- Task
Each record below is to be reproduced without any change.

-------

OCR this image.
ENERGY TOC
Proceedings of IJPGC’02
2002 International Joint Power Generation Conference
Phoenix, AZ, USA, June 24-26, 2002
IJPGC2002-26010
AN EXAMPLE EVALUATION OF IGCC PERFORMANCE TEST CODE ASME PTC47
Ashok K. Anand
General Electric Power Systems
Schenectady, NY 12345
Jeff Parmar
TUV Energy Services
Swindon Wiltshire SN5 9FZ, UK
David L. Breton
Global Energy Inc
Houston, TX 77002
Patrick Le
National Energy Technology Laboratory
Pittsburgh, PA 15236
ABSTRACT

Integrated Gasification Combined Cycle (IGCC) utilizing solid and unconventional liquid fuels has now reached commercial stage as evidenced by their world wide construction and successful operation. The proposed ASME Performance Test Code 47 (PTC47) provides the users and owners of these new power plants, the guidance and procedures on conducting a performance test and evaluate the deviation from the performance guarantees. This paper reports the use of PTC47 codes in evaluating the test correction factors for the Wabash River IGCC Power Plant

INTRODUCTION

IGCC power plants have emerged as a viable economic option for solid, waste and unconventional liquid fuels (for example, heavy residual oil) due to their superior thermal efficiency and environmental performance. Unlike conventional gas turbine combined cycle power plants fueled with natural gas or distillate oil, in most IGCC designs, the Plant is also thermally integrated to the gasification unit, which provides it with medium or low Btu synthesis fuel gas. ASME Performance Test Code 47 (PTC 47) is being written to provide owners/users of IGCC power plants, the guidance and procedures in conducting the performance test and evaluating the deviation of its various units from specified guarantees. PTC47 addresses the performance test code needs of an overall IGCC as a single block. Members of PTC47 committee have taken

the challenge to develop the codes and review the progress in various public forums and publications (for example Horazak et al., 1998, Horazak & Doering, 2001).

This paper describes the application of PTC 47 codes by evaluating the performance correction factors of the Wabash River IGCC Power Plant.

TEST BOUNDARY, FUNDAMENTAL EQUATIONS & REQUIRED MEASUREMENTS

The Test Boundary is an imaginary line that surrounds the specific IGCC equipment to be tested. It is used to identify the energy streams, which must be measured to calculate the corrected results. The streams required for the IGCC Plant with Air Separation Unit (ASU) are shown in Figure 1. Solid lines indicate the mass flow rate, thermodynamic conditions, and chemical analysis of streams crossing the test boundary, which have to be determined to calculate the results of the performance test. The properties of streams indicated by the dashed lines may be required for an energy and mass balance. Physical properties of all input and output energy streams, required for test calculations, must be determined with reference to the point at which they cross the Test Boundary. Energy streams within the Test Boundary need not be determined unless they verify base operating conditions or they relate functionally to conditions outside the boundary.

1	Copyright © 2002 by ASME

-------

- Reply to the exercise
OCR this image.
ENERGY TOC
Proceedings of IJPGC’02
2002 International Joint Power Generation Conference
Phoenix, AZ, USA, June 24-26, 2002
IJPGC2002-26010
AN EXAMPLE EVALUATION OF IGCC PERFORMANCE TEST CODE ASME PTC47
Ashok K. Anand
General Electric Power Systems
Schenectady, NY 12345
Jeff Parmar
TUV Energy Services
Swindon Wiltshire SN5 9FZ, UK
David L. Breton
Global Energy Inc
Houston, TX 77002
Patrick Le
National Energy Technology Laboratory
Pittsburgh, PA 15236
ABSTRACT

Integrated Gasification Combined Cycle (IGCC) utilizing solid and unconventional liquid fuels has now reached commercial stage as evidenced by their world wide construction and successful operation. The proposed ASME Performance Test Code 47 (PTC47) provides the users and owners of these new power plants, the guidance and procedures on conducting a performance test and evaluate the deviation from the performance guarantees. This paper reports the use of PTC47 codes in evaluating the test correction factors for the Wabash River IGCC Power Plant

INTRODUCTION

IGCC power plants have emerged as a viable economic option for solid, waste and unconventional liquid fuels (for example, heavy residual oil) due to their superior thermal efficiency and environmental performance. Unlike conventional gas turbine combined cycle power plants fueled with natural gas or distillate oil, in most IGCC designs, the Plant is also thermally integrated to the gasification unit, which provides it with medium or low Btu synthesis fuel gas. ASME Performance Test Code 47 (PTC 47) is being written to provide owners/users of IGCC power plants, the guidance and procedures in conducting the performance test and evaluating the deviation of its various units from specified guarantees. PTC47 addresses the performance test code needs of an overall IGCC as a single block. Members of PTC47 committee have taken

the challenge to develop the codes and review the progress in various public forums and publications (for example Horazak et al., 1998, Horazak & Doering, 2001).

This paper describes the application of PTC 47 codes by evaluating the performance correction factors of the Wabash River IGCC Power Plant.

TEST BOUNDARY, FUNDAMENTAL EQUATIONS & REQUIRED MEASUREMENTS

The Test Boundary is an imaginary line that surrounds the specific IGCC equipment to be tested. It is used to identify the energy streams, which must be measured to calculate the corrected results. The streams required for the IGCC Plant with Air Separation Unit (ASU) are shown in Figure 1. Solid lines indicate the mass flow rate, thermodynamic conditions, and chemical analysis of streams crossing the test boundary, which have to be determined to calculate the results of the performance test. The properties of streams indicated by the dashed lines may be required for an energy and mass balance. Physical properties of all input and output energy streams, required for test calculations, must be determined with reference to the point at which they cross the Test Boundary. Energy streams within the Test Boundary need not be determined unless they verify base operating conditions or they relate functionally to conditions outside the boundary.

1	Copyright © 2002 by ASME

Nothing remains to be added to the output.